(Extracted records)
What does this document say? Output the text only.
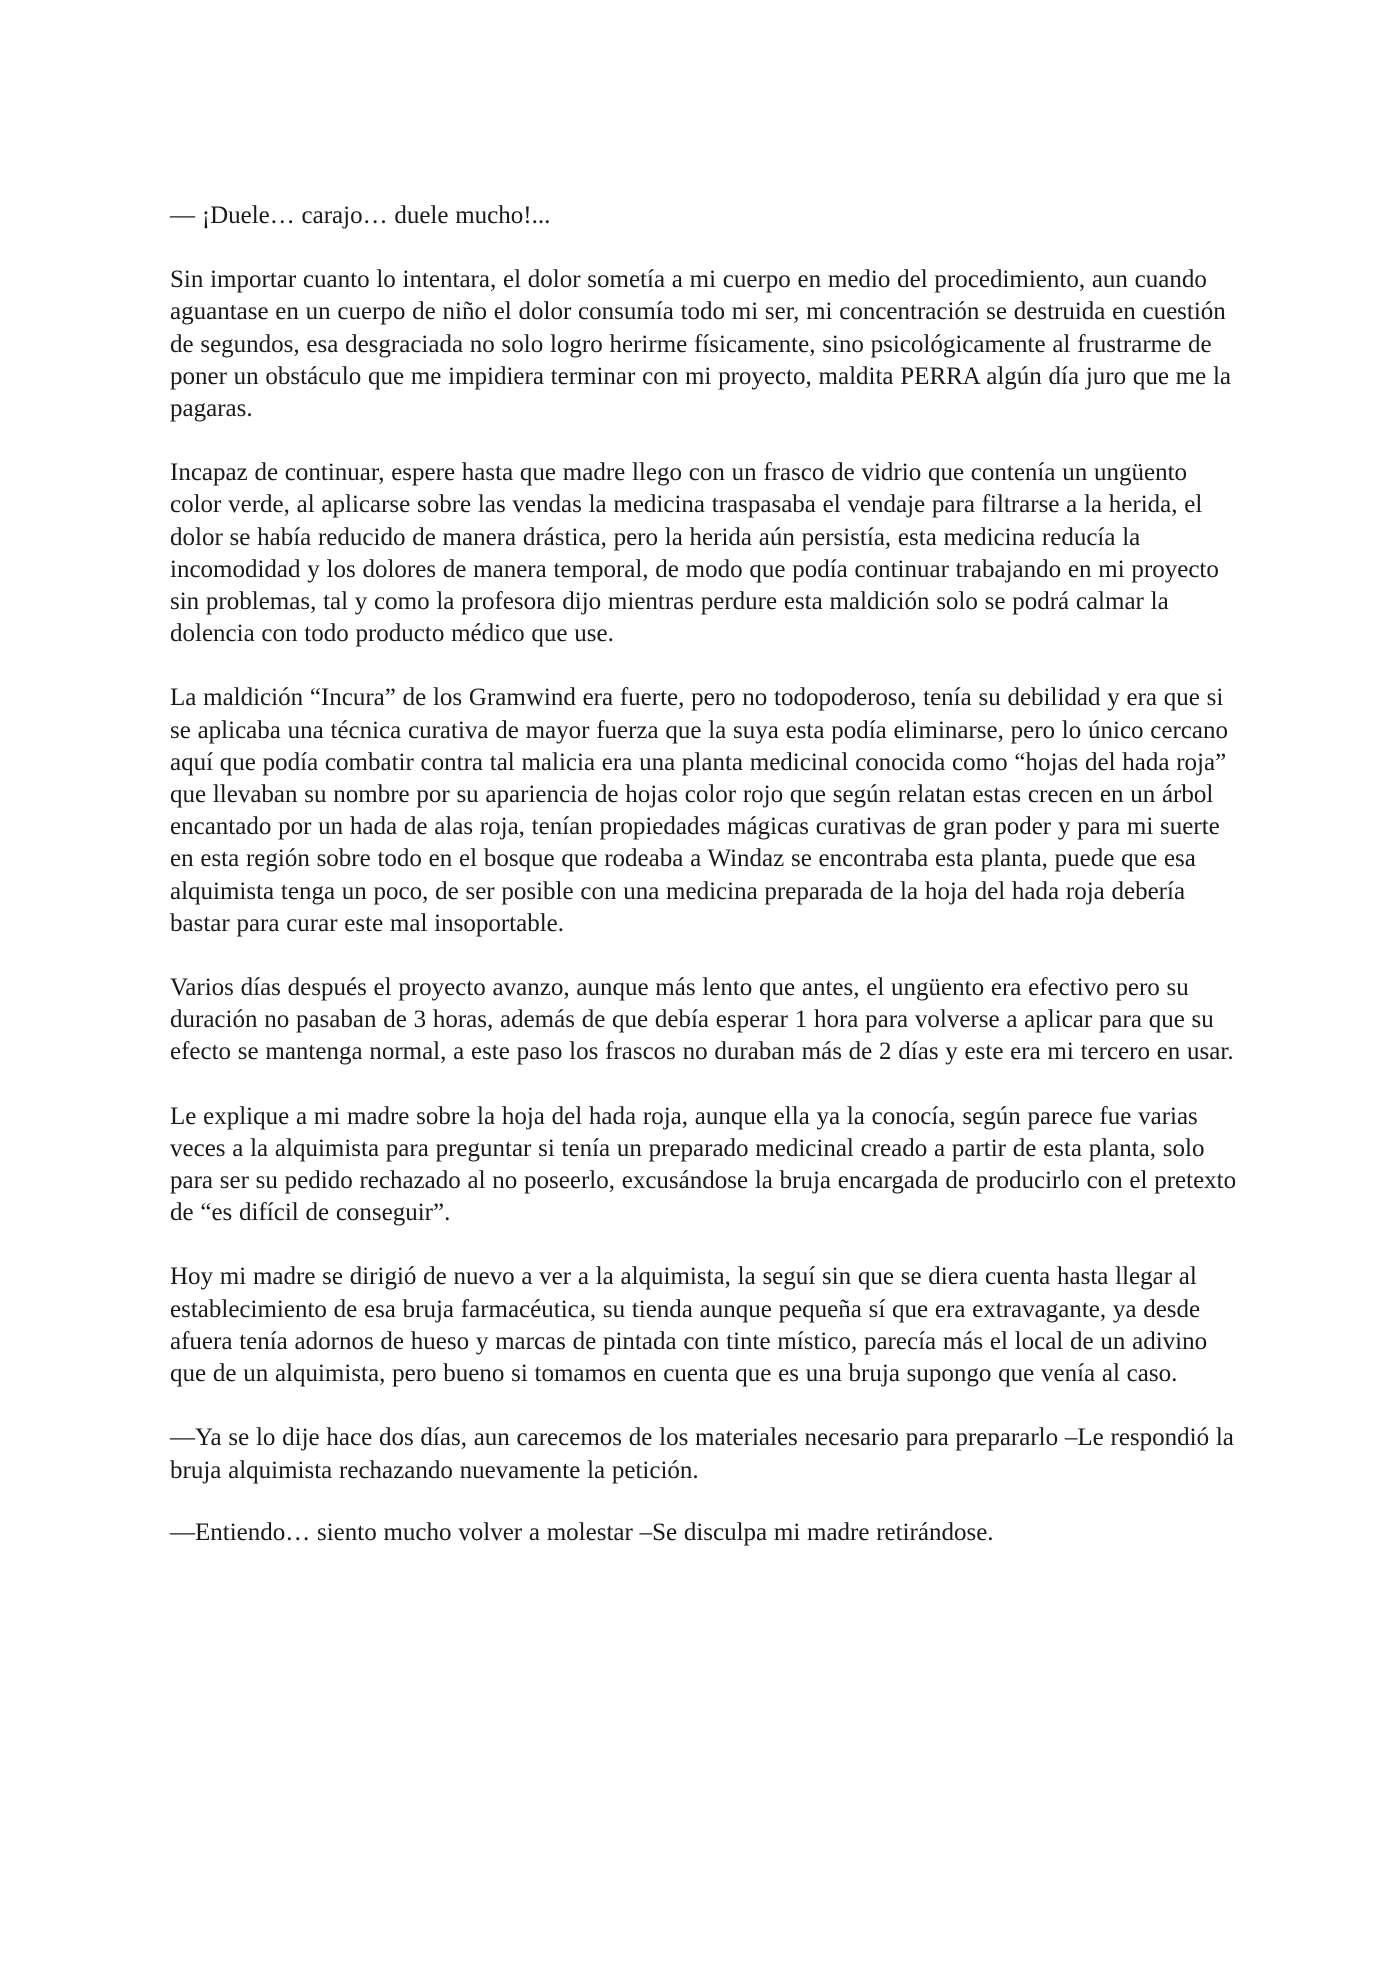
— ¡Duele… carajo… duele mucho!...

Sin importar cuanto lo intentara, el dolor sometía a mi cuerpo en medio del procedimiento, aun cuando aguantase en un cuerpo de niño el dolor consumía todo mi ser, mi concentración se destruida en cuestión de segundos, esa desgraciada no solo logro herirme físicamente, sino psicológicamente al frustrarme de poner un obstáculo que me impidiera terminar con mi proyecto, maldita PERRA algún día juro que me la pagaras.

Incapaz de continuar, espere hasta que madre llego con un frasco de vidrio que contenía un ungüento color verde, al aplicarse sobre las vendas la medicina traspasaba el vendaje para filtrarse a la herida, el dolor se había reducido de manera drástica, pero la herida aún persistía, esta medicina reducía la incomodidad y los dolores de manera temporal, de modo que podía continuar trabajando en mi proyecto sin problemas, tal y como la profesora dijo mientras perdure esta maldición solo se podrá calmar la dolencia con todo producto médico que use.

La maldición “Incura” de los Gramwind era fuerte, pero no todopoderoso, tenía su debilidad y era que si se aplicaba una técnica curativa de mayor fuerza que la suya esta podía eliminarse, pero lo único cercano aquí que podía combatir contra tal malicia era una planta medicinal conocida como “hojas del hada roja” que llevaban su nombre por su apariencia de hojas color rojo que según relatan estas crecen en un árbol encantado por un hada de alas roja, tenían propiedades mágicas curativas de gran poder y para mi suerte en esta región sobre todo en el bosque que rodeaba a Windaz se encontraba esta planta, puede que esa alquimista tenga un poco, de ser posible con una medicina preparada de la hoja del hada roja debería bastar para curar este mal insoportable.

Varios días después el proyecto avanzo, aunque más lento que antes, el ungüento era efectivo pero su duración no pasaban de 3 horas, además de que debía esperar 1 hora para volverse a aplicar para que su efecto se mantenga normal, a este paso los frascos no duraban más de 2 días y este era mi tercero en usar.

Le explique a mi madre sobre la hoja del hada roja, aunque ella ya la conocía, según parece fue varias veces a la alquimista para preguntar si tenía un preparado medicinal creado a partir de esta planta, solo para ser su pedido rechazado al no poseerlo, excusándose la bruja encargada de producirlo con el pretexto de “es difícil de conseguir”.

Hoy mi madre se dirigió de nuevo a ver a la alquimista, la seguí sin que se diera cuenta hasta llegar al establecimiento de esa bruja farmacéutica, su tienda aunque pequeña sí que era extravagante, ya desde afuera tenía adornos de hueso y marcas de pintada con tinte místico, parecía más el local de un adivino que de un alquimista, pero bueno si tomamos en cuenta que es una bruja supongo que venía al caso.

—Ya se lo dije hace dos días, aun carecemos de los materiales necesario para prepararlo –Le respondió la bruja alquimista rechazando nuevamente la petición.

—Entiendo… siento mucho volver a molestar –Se disculpa mi madre retirándose.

Your instructions >> Reproduce all of the material above word for word. Omit the pictures.

Written reply >>
What does this document say? Output the text only.
— ¡Duele… carajo… duele mucho!...

Sin importar cuanto lo intentara, el dolor sometía a mi cuerpo en medio del procedimiento, aun cuando aguantase en un cuerpo de niño el dolor consumía todo mi ser, mi concentración se destruida en cuestión de segundos, esa desgraciada no solo logro herirme físicamente, sino psicológicamente al frustrarme de poner un obstáculo que me impidiera terminar con mi proyecto, maldita PERRA algún día juro que me la pagaras.

Incapaz de continuar, espere hasta que madre llego con un frasco de vidrio que contenía un ungüento color verde, al aplicarse sobre las vendas la medicina traspasaba el vendaje para filtrarse a la herida, el dolor se había reducido de manera drástica, pero la herida aún persistía, esta medicina reducía la incomodidad y los dolores de manera temporal, de modo que podía continuar trabajando en mi proyecto sin problemas, tal y como la profesora dijo mientras perdure esta maldición solo se podrá calmar la dolencia con todo producto médico que use.

La maldición “Incura” de los Gramwind era fuerte, pero no todopoderoso, tenía su debilidad y era que si se aplicaba una técnica curativa de mayor fuerza que la suya esta podía eliminarse, pero lo único cercano aquí que podía combatir contra tal malicia era una planta medicinal conocida como “hojas del hada roja” que llevaban su nombre por su apariencia de hojas color rojo que según relatan estas crecen en un árbol encantado por un hada de alas roja, tenían propiedades mágicas curativas de gran poder y para mi suerte en esta región sobre todo en el bosque que rodeaba a Windaz se encontraba esta planta, puede que esa alquimista tenga un poco, de ser posible con una medicina preparada de la hoja del hada roja debería bastar para curar este mal insoportable.

Varios días después el proyecto avanzo, aunque más lento que antes, el ungüento era efectivo pero su duración no pasaban de 3 horas, además de que debía esperar 1 hora para volverse a aplicar para que su efecto se mantenga normal, a este paso los frascos no duraban más de 2 días y este era mi tercero en usar.

Le explique a mi madre sobre la hoja del hada roja, aunque ella ya la conocía, según parece fue varias veces a la alquimista para preguntar si tenía un preparado medicinal creado a partir de esta planta, solo para ser su pedido rechazado al no poseerlo, excusándose la bruja encargada de producirlo con el pretexto de “es difícil de conseguir”.

Hoy mi madre se dirigió de nuevo a ver a la alquimista, la seguí sin que se diera cuenta hasta llegar al establecimiento de esa bruja farmacéutica, su tienda aunque pequeña sí que era extravagante, ya desde afuera tenía adornos de hueso y marcas de pintada con tinte místico, parecía más el local de un adivino que de un alquimista, pero bueno si tomamos en cuenta que es una bruja supongo que venía al caso.

—Ya se lo dije hace dos días, aun carecemos de los materiales necesario para prepararlo –Le respondió la bruja alquimista rechazando nuevamente la petición.

—Entiendo… siento mucho volver a molestar –Se disculpa mi madre retirándose.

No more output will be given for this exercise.